───── DATA ROWS

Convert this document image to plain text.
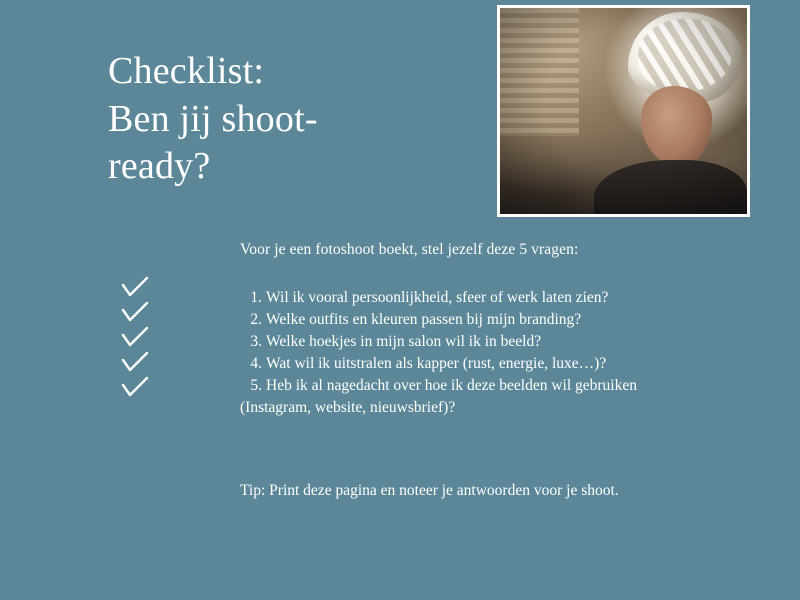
Checklist:
Ben jij shoot-
ready?
Voor je een fotoshoot boekt, stel jezelf deze 5 vragen:
1. Wil ik vooral persoonlijkheid, sfeer of werk laten zien?
2. Welke outfits en kleuren passen bij mijn branding?
3. Welke hoekjes in mijn salon wil ik in beeld?
4. Wat wil ik uitstralen als kapper (rust, energie, luxe…)?
5. Heb ik al nagedacht over hoe ik deze beelden wil gebruiken
(Instagram, website, nieuwsbrief)?
Tip: Print deze pagina en noteer je antwoorden voor je shoot.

──────────

### [SHORT TASK]
Reproduce each entry precisely, dropping only the pictures.

### [TASK RESULT]
Convert this document image to plain text.
Checklist:
Ben jij shoot-
ready?
Voor je een fotoshoot boekt, stel jezelf deze 5 vragen:
1. Wil ik vooral persoonlijkheid, sfeer of werk laten zien?
2. Welke outfits en kleuren passen bij mijn branding?
3. Welke hoekjes in mijn salon wil ik in beeld?
4. Wat wil ik uitstralen als kapper (rust, energie, luxe…)?
5. Heb ik al nagedacht over hoe ik deze beelden wil gebruiken
(Instagram, website, nieuwsbrief)?
Tip: Print deze pagina en noteer je antwoorden voor je shoot.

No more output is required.